• **Prompt**
Reply with one number: the count of lines in the listing that contain the string "μετὰ".

□ □ □ □

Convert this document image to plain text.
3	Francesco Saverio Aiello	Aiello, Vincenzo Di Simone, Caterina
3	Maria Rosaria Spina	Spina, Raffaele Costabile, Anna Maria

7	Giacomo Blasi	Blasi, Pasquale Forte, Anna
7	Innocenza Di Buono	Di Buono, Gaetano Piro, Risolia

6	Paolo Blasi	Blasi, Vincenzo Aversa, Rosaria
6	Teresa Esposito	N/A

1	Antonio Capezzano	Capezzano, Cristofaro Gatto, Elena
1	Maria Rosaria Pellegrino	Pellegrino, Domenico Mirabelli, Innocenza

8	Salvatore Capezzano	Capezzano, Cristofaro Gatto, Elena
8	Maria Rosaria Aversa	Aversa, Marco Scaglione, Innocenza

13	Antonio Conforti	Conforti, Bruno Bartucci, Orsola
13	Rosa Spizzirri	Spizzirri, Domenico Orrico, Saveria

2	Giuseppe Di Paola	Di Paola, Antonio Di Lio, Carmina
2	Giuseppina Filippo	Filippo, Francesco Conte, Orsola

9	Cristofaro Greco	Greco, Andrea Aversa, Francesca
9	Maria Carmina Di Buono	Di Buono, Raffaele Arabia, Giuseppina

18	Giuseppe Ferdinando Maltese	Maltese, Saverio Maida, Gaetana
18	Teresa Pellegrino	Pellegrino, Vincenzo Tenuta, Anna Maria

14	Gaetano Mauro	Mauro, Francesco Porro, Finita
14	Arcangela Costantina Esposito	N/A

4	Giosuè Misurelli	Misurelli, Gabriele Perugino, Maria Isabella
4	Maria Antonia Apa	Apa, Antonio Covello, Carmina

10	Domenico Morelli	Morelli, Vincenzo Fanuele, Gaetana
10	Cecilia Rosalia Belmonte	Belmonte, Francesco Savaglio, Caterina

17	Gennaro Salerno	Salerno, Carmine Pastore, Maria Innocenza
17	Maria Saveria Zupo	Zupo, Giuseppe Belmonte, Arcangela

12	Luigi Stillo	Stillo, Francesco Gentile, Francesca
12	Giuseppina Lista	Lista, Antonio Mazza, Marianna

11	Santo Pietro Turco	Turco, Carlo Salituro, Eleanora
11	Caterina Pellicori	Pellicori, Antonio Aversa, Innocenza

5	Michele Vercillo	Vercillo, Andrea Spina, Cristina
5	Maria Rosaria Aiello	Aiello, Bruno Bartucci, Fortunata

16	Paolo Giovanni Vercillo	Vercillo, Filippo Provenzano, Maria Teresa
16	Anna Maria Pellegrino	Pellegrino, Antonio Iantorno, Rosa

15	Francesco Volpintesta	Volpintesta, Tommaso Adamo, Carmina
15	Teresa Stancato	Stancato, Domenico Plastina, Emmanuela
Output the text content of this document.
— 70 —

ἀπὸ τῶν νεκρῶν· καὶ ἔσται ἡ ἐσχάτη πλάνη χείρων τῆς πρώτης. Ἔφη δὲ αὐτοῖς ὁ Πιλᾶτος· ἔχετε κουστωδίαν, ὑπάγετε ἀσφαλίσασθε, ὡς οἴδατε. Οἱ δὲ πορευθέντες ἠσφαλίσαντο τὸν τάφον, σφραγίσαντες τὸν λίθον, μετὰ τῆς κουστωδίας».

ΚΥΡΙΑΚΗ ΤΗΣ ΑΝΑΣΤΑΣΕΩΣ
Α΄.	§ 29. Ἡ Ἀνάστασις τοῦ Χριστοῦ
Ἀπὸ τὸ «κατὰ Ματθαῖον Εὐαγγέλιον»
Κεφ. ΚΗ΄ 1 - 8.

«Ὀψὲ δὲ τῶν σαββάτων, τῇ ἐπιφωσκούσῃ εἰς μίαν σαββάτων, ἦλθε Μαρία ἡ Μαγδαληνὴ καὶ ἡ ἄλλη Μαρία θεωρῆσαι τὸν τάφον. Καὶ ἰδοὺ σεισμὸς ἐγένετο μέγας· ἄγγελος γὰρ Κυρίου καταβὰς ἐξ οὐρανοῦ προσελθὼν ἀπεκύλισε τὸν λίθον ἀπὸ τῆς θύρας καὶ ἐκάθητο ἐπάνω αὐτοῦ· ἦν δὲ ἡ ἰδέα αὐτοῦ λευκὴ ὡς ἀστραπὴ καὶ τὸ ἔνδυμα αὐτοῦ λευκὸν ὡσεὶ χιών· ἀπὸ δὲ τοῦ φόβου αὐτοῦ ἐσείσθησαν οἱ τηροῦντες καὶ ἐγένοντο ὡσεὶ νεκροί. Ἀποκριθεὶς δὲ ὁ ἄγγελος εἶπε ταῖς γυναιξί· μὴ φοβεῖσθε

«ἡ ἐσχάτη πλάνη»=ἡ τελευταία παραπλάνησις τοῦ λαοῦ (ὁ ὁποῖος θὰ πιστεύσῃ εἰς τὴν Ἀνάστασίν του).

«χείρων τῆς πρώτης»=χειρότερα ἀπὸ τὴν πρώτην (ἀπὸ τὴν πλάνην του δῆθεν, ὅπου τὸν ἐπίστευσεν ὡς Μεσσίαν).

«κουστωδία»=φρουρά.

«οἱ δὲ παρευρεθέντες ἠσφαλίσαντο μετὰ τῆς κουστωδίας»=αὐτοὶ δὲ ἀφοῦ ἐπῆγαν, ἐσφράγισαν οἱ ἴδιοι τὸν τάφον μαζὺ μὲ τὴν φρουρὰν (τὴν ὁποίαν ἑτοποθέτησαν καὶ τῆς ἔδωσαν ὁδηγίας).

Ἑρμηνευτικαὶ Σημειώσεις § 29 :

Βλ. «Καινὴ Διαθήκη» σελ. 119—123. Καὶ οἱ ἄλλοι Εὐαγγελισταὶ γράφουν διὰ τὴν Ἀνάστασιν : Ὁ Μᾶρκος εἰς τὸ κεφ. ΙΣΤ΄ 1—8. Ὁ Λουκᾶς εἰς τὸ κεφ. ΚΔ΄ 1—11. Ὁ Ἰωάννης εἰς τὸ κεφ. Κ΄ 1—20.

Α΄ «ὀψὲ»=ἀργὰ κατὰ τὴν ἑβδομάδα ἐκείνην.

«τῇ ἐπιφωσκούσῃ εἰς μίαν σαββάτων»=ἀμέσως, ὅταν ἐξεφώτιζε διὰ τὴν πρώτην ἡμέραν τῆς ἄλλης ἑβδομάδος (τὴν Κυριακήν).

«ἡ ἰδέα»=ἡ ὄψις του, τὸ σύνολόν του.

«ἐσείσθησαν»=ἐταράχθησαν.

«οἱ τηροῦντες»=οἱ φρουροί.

□ □ □ □

• **Solution to this task**
2